→ Текст
——————

Наверное, вам хочется узнать, как я принимаю решения. У меня нет какого-то выученного набора из тридцати клинических рекомендаций в голове, по которым я ориентируюсь, как робот. Это просто физически невозможно вместить, мне кажется. Иногда есть пять минут на приеме – я открою UpToDate, какой-то момент посмотрю, который не совсем хорошо запомнил.
Фото: Freepik
По большей части я руководствуюсь собственным клиническим опытом и тем, что я почерпнул из каких-то публикаций, рекомендаций и статей, которые встраиваю в свой клинический опыт. Я пытаюсь все время развиваться, и у меня всегда остаются вопросы после того, как я контактировал с тем или иным клиническим случаем. Эти вопросы я стараюсь не забывать, иду с ними в интернет, смотрю новые рекомендации и пытаюсь на ту проблему, которая у меня была, как-то по-новому посмотреть.
Я все больше и больше работаю с детьми. Совсем недавно я заново прорабатывал банальный вопрос детской астмы. Что мы можем считать астмой и что не можем до момента, когда ставим диагноз «астма» с помощью спирометрии – измерения функции дыхания? Как поставить этот диагноз ребенку до шести лет, когда он еще не может сделать нормально маневр ФВД? Тут, казалось бы, просто – хрипит ребенок, вот и астма. Оказывается, что нет, большинство хрипящих детей – это никакие не астматики, а дети, у которых на фоне ОРВИ развивается обструкция.
– Скажите, пожалуйста, какие вы видите слабые моменты в доказательной медицине? Есть ли какие-то области, к которым вы критически относитесь?
Василий Штабницкий: Было здорово делать доказательную медицину в середине XX века, когда появился пенициллин. Тогда можно было провести простое исследование: 30 больных пролечить пенициллином, 30 больных не лечить пенициллином, получить совершенно разные результаты в исходах пневмонии – и за это Нобелевскую премию.
Сейчас с этим все сложнее и сложнее. В пульмонологии приходится набирать все большие и большие группы больных и при этом сужать критерии, чтобы получить разницу в несколько процентов по сравнению с плацебо или с другим препаратом, который относился к предыдущей линии. Мы говорим о 10 тысячах клонов, набранных на исследования. Это гомогенная группа практически одинаковых мужчин или женщин с очень похожими параметрами. По-другому нельзя.

——————

→ Фрагменты данных
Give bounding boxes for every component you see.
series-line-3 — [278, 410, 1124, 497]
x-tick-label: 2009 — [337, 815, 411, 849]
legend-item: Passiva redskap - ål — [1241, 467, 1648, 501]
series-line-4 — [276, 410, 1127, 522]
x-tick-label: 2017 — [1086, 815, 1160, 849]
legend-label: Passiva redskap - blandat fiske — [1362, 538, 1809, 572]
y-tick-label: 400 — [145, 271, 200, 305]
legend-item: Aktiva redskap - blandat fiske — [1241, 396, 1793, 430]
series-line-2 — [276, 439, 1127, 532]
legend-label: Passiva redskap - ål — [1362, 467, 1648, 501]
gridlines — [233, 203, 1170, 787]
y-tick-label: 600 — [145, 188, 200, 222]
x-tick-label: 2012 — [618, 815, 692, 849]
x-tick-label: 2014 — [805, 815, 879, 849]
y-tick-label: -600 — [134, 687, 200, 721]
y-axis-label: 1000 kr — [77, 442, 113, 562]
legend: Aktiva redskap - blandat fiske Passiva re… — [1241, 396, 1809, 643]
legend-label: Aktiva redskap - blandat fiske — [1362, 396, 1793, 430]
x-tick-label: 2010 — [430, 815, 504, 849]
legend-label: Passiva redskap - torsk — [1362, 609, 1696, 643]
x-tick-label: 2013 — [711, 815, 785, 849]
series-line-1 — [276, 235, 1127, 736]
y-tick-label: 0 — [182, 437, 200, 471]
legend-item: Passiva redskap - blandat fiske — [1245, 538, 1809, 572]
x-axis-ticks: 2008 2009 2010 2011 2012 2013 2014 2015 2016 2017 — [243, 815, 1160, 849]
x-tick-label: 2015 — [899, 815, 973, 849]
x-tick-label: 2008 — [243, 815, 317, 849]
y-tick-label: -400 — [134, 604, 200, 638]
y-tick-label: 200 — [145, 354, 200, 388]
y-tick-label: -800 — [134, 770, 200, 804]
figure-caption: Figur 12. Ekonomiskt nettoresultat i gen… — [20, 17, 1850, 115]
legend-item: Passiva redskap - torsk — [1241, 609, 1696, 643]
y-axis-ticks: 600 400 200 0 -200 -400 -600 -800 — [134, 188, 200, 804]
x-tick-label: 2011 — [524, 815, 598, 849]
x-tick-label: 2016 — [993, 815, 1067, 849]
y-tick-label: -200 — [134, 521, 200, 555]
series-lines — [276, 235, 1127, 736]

——————

→ Что нужно сделать
Согласно тексту, скольких больных можно было пролечить пенициллином в простом исследовании середины XX века?

→ Ответ ниже
Пенициллином можно было пролечить 30 больных, а ещё 30 больных в таком исследовании не лечили.